Task to complete.
Reproduce the records below in full and without edits, omitting images.

Listed entries.
________
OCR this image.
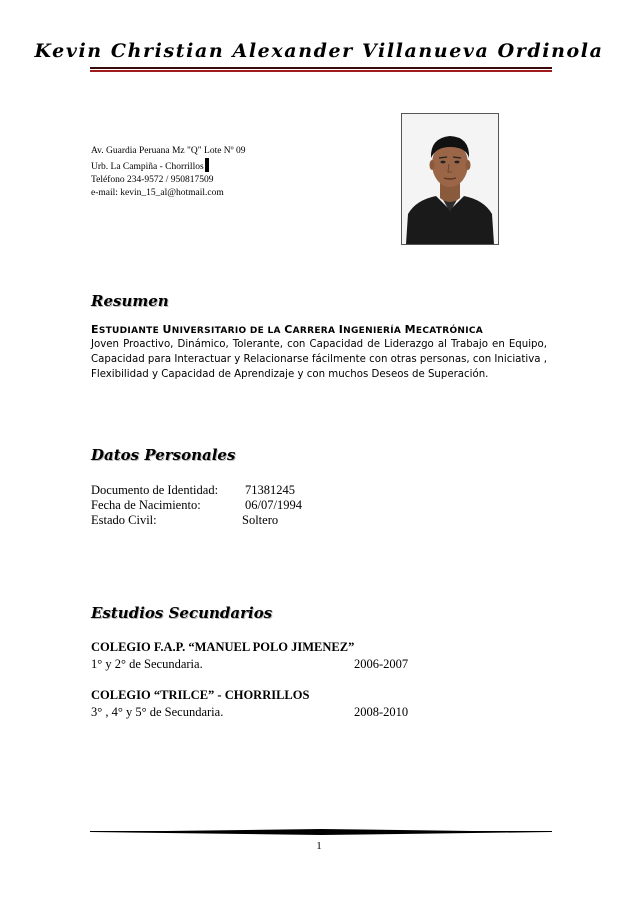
Kevin Christian Alexander Villanueva Ordinola
Av. Guardia Peruana Mz "Q" Lote Nº 09
Urb. La Campiña - Chorrillos
Teléfono 234-9572 / 950817509
e-mail: kevin_15_al@hotmail.com
Resumen
ESTUDIANTE UNIVERSITARIO DE LA CARRERA INGENIERÍA MECATRÓNICA
Joven Proactivo, Dinámico, Tolerante, con Capacidad de Liderazgo al Trabajo en Equipo, Capacidad para Interactuar y Relacionarse fácilmente con otras personas, con Iniciativa , Flexibilidad y Capacidad de Aprendizaje y con muchos Deseos de Superación.
Datos Personales
Documento de Identidad: 71381245
Fecha de Nacimiento:	06/07/1994
Estado Civil:	Soltero
Estudios Secundarios
COLEGIO F.A.P. “MANUEL POLO JIMENEZ”
1° y 2° de Secundaria.	2006-2007
COLEGIO “TRILCE” - CHORRILLOS
3° , 4° y 5° de Secundaria.	2008-2010
1
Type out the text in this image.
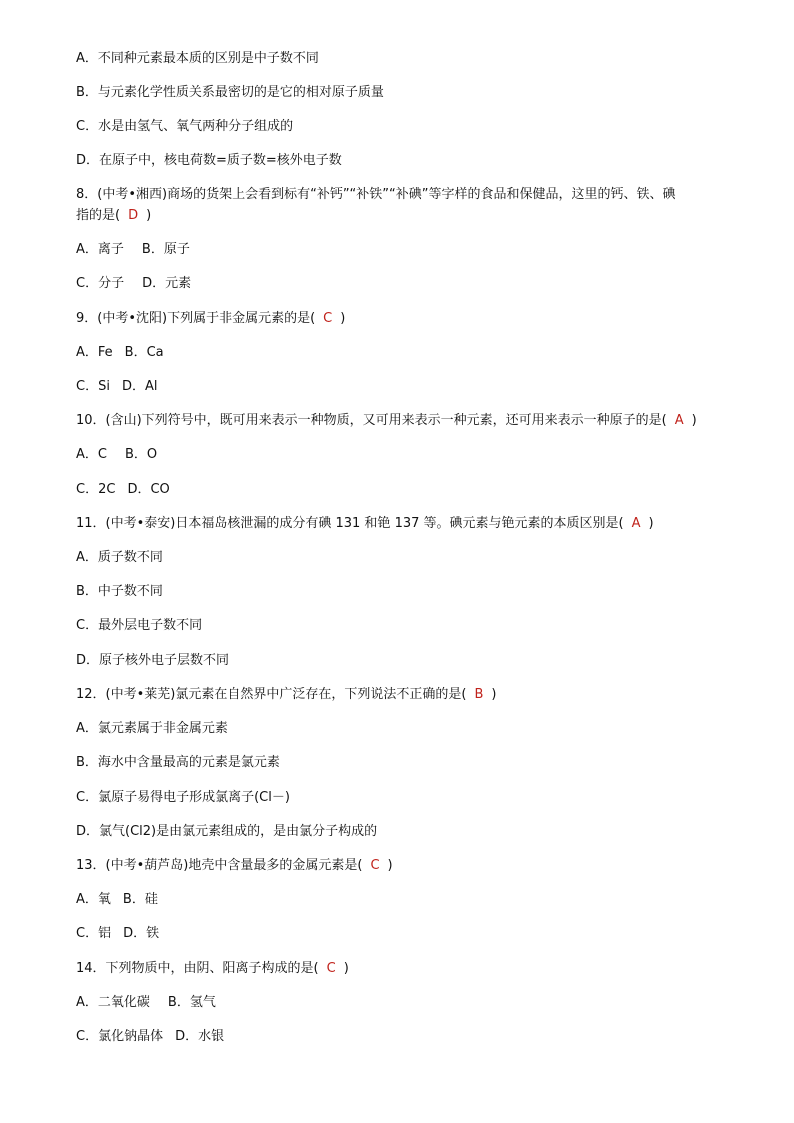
A．不同种元素最本质的区别是中子数不同
B．与元素化学性质关系最密切的是它的相对原子质量
C．水是由氢气、氧气两种分子组成的
D．在原子中，核电荷数=质子数=核外电子数
8．(中考•湘西)商场的货架上会看到标有“补钙”“补铁”“补碘”等字样的食品和保健品，这里的钙、铁、碘
指的是( D )
A．离子 B．原子
C．分子 D．元素
9．(中考•沈阳)下列属于非金属元素的是( C )
A．Fe B．Ca
C．Si D．Al
10．(含山)下列符号中，既可用来表示一种物质，又可用来表示一种元素，还可用来表示一种原子的是( A )
A．C B．O
C．2C D．CO
11．(中考•泰安)日本福岛核泄漏的成分有碘 131 和铯 137 等。碘元素与铯元素的本质区别是( A )
A．质子数不同
B．中子数不同
C．最外层电子数不同
D．原子核外电子层数不同
12．(中考•莱芜)氯元素在自然界中广泛存在，下列说法不正确的是( B )
A．氯元素属于非金属元素
B．海水中含量最高的元素是氯元素
C．氯原子易得电子形成氯离子(Cl－)
D．氯气(Cl2)是由氯元素组成的，是由氯分子构成的
13．(中考•葫芦岛)地壳中含量最多的金属元素是( C )
A．氧 B．硅
C．铝 D．铁
14．下列物质中，由阴、阳离子构成的是( C )
A．二氧化碳 B．氢气
C．氯化钠晶体 D．水银
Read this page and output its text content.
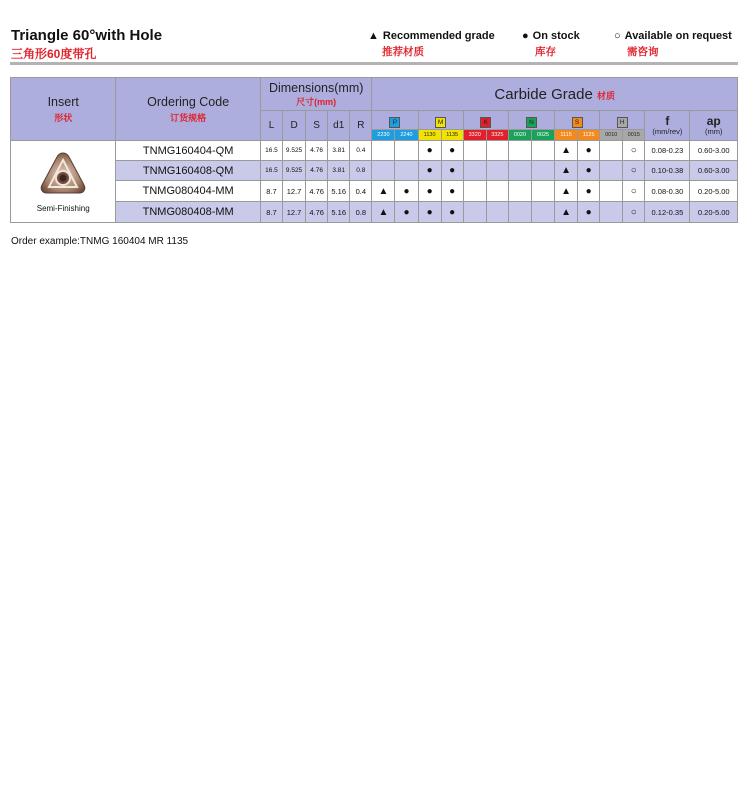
Triangle 60°with Hole
三角形60度带孔
▲ Recommended grade
推荐材质
● On stock
库存
○ Available on request
需咨询
Insert
形状	Ordering Code
订货规格	Dimensions(mm)
尺寸(mm)					Carbide Grade 材质													
		L	D	S	d1	R	P		M		K		N		S		H		f
(mm/rev)	ap
(mm)

							2230	2240	1130	1135	3320	3325	0020	0025	1115	1125	0010	0015		

Semi-Finishing	TNMG160404-QM	16.5	9.525	4.76	3.81	0.4			●	●					▲	●		○	0.08-0.23	0.60-3.00
	TNMG160408-QM	16.5	9.525	4.76	3.81	0.8			●	●					▲	●		○	0.10-0.38	0.60-3.00
	TNMG080404-MM	8.7	12.7	4.76	5.16	0.4	▲	●	●	●					▲	●		○	0.08-0.30	0.20-5.00
	TNMG080408-MM	8.7	12.7	4.76	5.16	0.8	▲	●	●	●					▲	●		○	0.12-0.35	0.20-5.00
Order example:TNMG 160404 MR 1135
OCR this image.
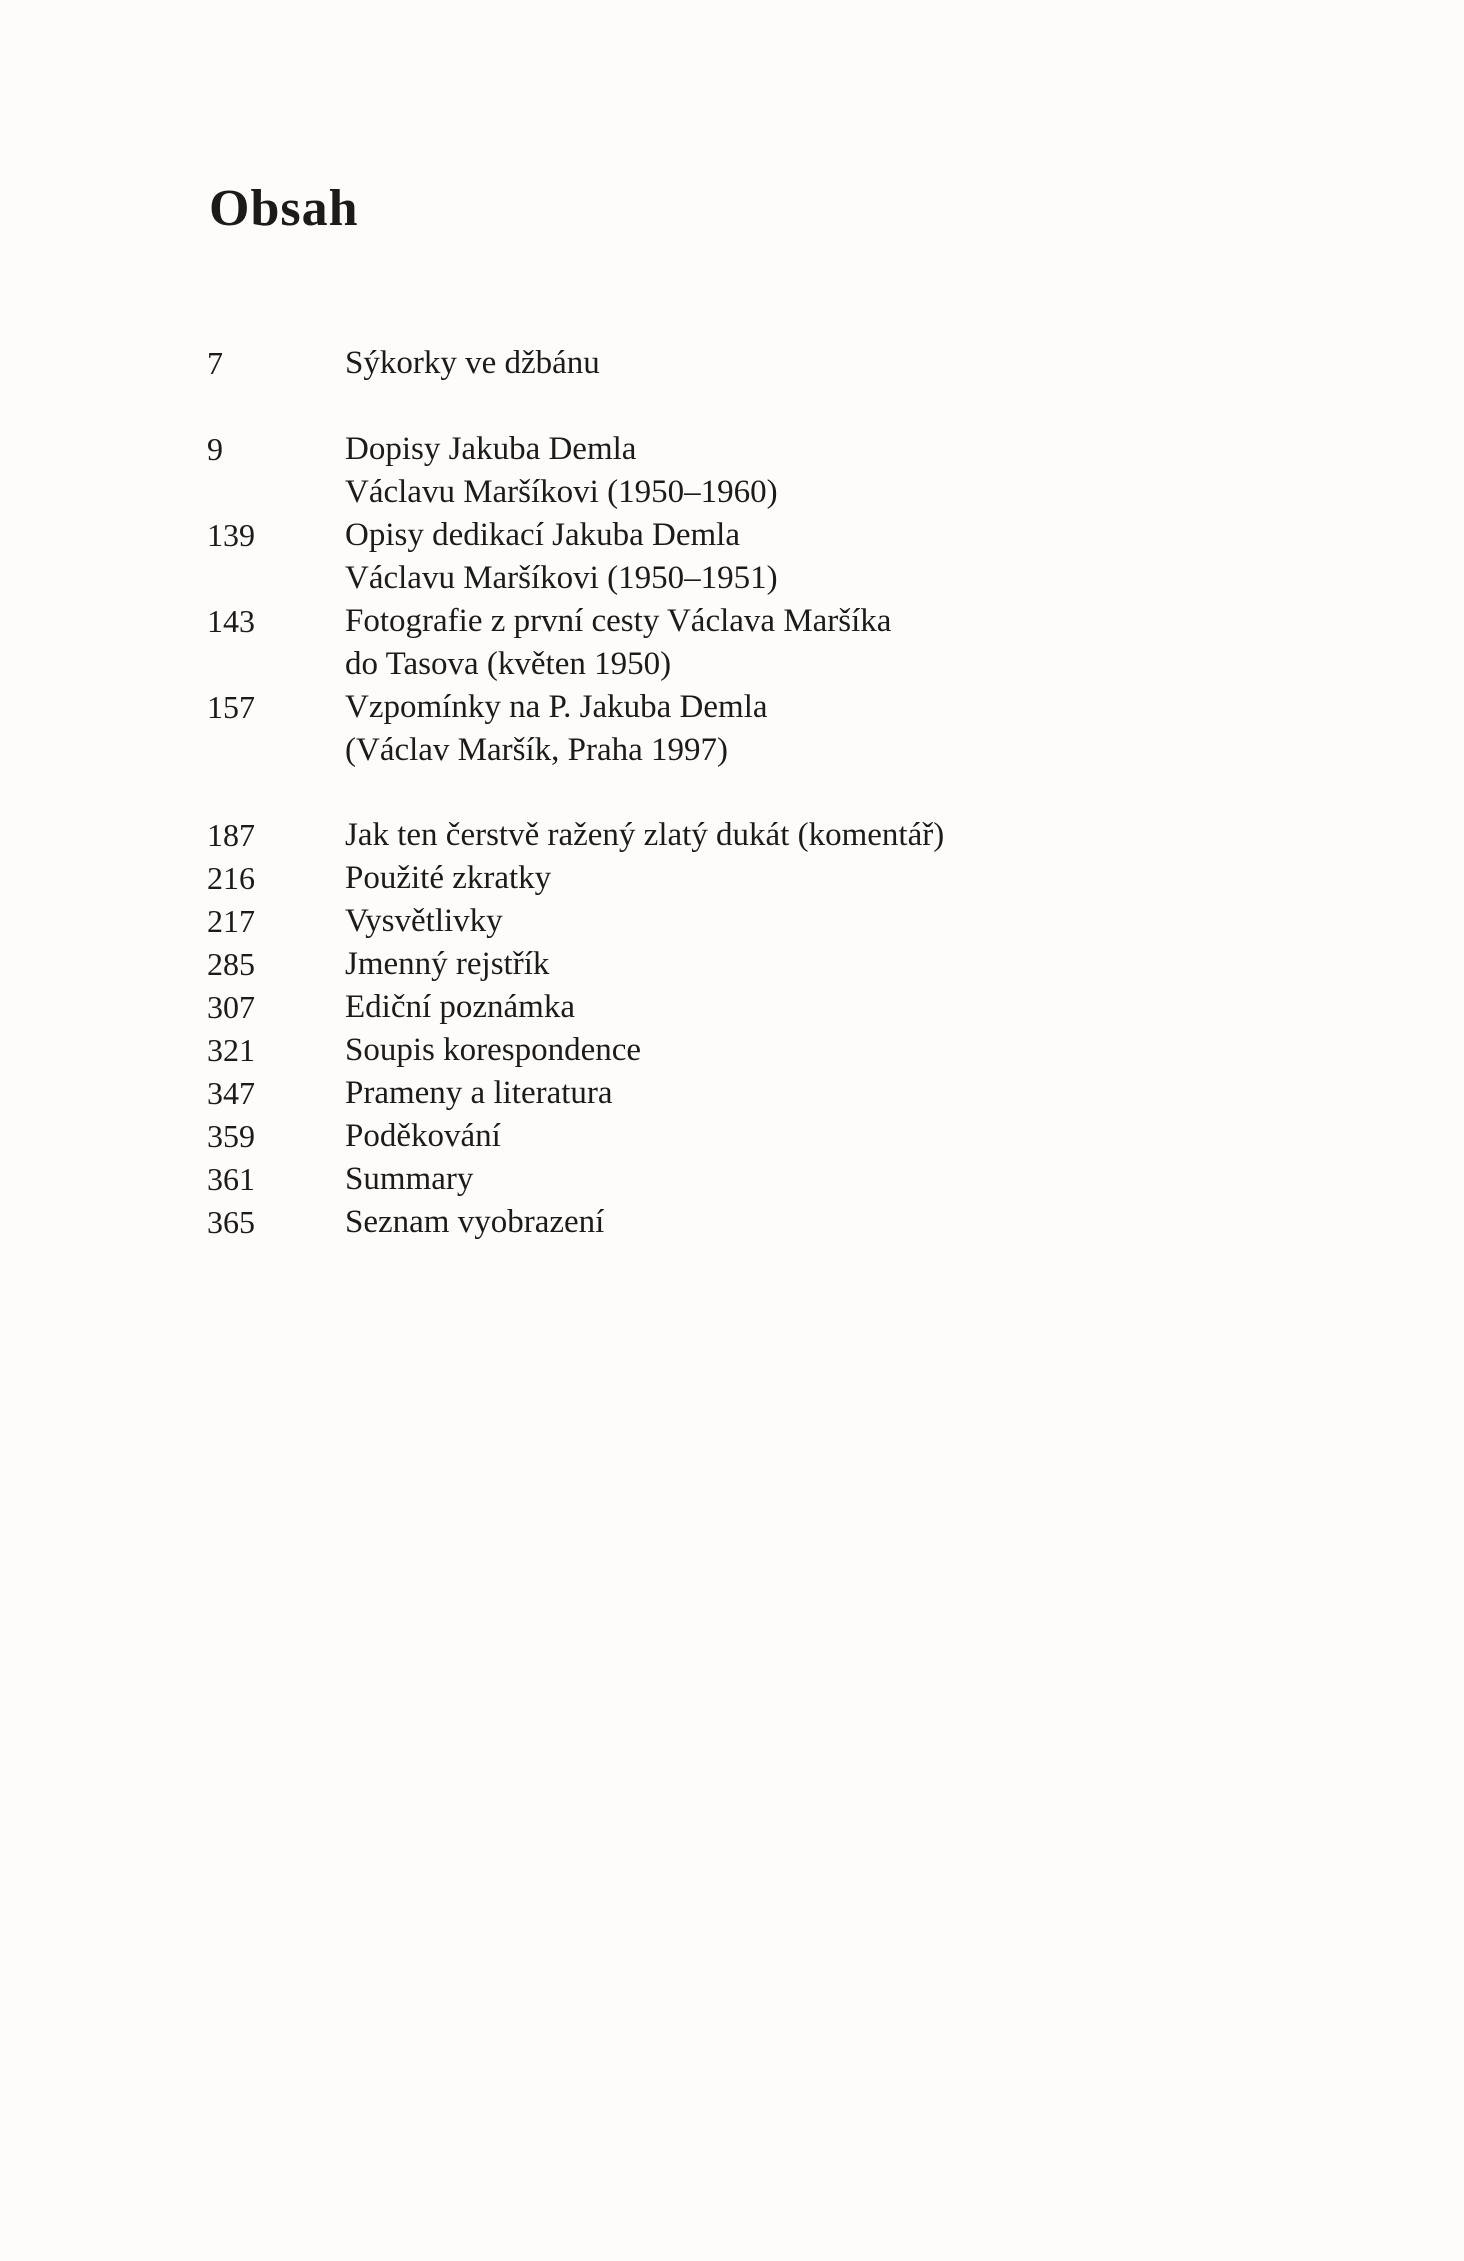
Obsah
7	Sýkorky ve džbánu
9	Dopisy Jakuba Demla
Václavu Maršíkovi (1950–1960)
139	Opisy dedikací Jakuba Demla
Václavu Maršíkovi (1950–1951)
143	Fotografie z první cesty Václava Maršíka
do Tasova (květen 1950)
157	Vzpomínky na P. Jakuba Demla
(Václav Maršík, Praha 1997)
187	Jak ten čerstvě ražený zlatý dukát (komentář)
216	Použité zkratky
217	Vysvětlivky
285	Jmenný rejstřík
307	Ediční poznámka
321	Soupis korespondence
347	Prameny a literatura
359	Poděkování
361	Summary
365	Seznam vyobrazení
________
Exercise response.
OCR this image.
Kevin Christian Alexander Villanueva Ordinola
Av. Guardia Peruana Mz "Q" Lote Nº 09
Urb. La Campiña - Chorrillos
Teléfono 234-9572 / 950817509
e-mail: kevin_15_al@hotmail.com
Resumen
ESTUDIANTE UNIVERSITARIO DE LA CARRERA INGENIERÍA MECATRÓNICA
Joven Proactivo, Dinámico, Tolerante, con Capacidad de Liderazgo al Trabajo en Equipo, Capacidad para Interactuar y Relacionarse fácilmente con otras personas, con Iniciativa , Flexibilidad y Capacidad de Aprendizaje y con muchos Deseos de Superación.
Datos Personales
Documento de Identidad: 71381245
Fecha de Nacimiento:	06/07/1994
Estado Civil:	Soltero
Estudios Secundarios
COLEGIO F.A.P. “MANUEL POLO JIMENEZ”
1° y 2° de Secundaria.	2006-2007
COLEGIO “TRILCE” - CHORRILLOS
3° , 4° y 5° de Secundaria.	2008-2010
1
Type out the text in this image.
A．不同种元素最本质的区别是中子数不同
B．与元素化学性质关系最密切的是它的相对原子质量
C．水是由氢气、氧气两种分子组成的
D．在原子中，核电荷数=质子数=核外电子数
8．(中考•湘西)商场的货架上会看到标有“补钙”“补铁”“补碘”等字样的食品和保健品，这里的钙、铁、碘
指的是( D )
A．离子 B．原子
C．分子 D．元素
9．(中考•沈阳)下列属于非金属元素的是( C )
A．Fe B．Ca
C．Si D．Al
10．(含山)下列符号中，既可用来表示一种物质，又可用来表示一种元素，还可用来表示一种原子的是( A )
A．C B．O
C．2C D．CO
11．(中考•泰安)日本福岛核泄漏的成分有碘 131 和铯 137 等。碘元素与铯元素的本质区别是( A )
A．质子数不同
B．中子数不同
C．最外层电子数不同
D．原子核外电子层数不同
12．(中考•莱芜)氯元素在自然界中广泛存在，下列说法不正确的是( B )
A．氯元素属于非金属元素
B．海水中含量最高的元素是氯元素
C．氯原子易得电子形成氯离子(Cl－)
D．氯气(Cl2)是由氯元素组成的，是由氯分子构成的
13．(中考•葫芦岛)地壳中含量最多的金属元素是( C )
A．氧 B．硅
C．铝 D．铁
14．下列物质中，由阴、阳离子构成的是( C )
A．二氧化碳 B．氢气
C．氯化钠晶体 D．水银
Read this page and output its text content.
Triangle 60°with Hole
三角形60度带孔
▲ Recommended grade
推荐材质
● On stock
库存
○ Available on request
需咨询
Insert
形状	Ordering Code
订货规格	Dimensions(mm)
尺寸(mm)					Carbide Grade 材质													
		L	D	S	d1	R	P		M		K		N		S		H		f
(mm/rev)	ap
(mm)

							2230	2240	1130	1135	3320	3325	0020	0025	1115	1125	0010	0015		

Semi-Finishing	TNMG160404-QM	16.5	9.525	4.76	3.81	0.4			●	●					▲	●		○	0.08-0.23	0.60-3.00
	TNMG160408-QM	16.5	9.525	4.76	3.81	0.8			●	●					▲	●		○	0.10-0.38	0.60-3.00
	TNMG080404-MM	8.7	12.7	4.76	5.16	0.4	▲	●	●	●					▲	●		○	0.08-0.30	0.20-5.00
	TNMG080408-MM	8.7	12.7	4.76	5.16	0.8	▲	●	●	●					▲	●		○	0.12-0.35	0.20-5.00
Order example:TNMG 160404 MR 1135
OCR this image.
Obsah
7	Sýkorky ve džbánu
9	Dopisy Jakuba Demla
Václavu Maršíkovi (1950–1960)
139	Opisy dedikací Jakuba Demla
Václavu Maršíkovi (1950–1951)
143	Fotografie z první cesty Václava Maršíka
do Tasova (květen 1950)
157	Vzpomínky na P. Jakuba Demla
(Václav Maršík, Praha 1997)
187	Jak ten čerstvě ražený zlatý dukát (komentář)
216	Použité zkratky
217	Vysvětlivky
285	Jmenný rejstřík
307	Ediční poznámka
321	Soupis korespondence
347	Prameny a literatura
359	Poděkování
361	Summary
365	Seznam vyobrazení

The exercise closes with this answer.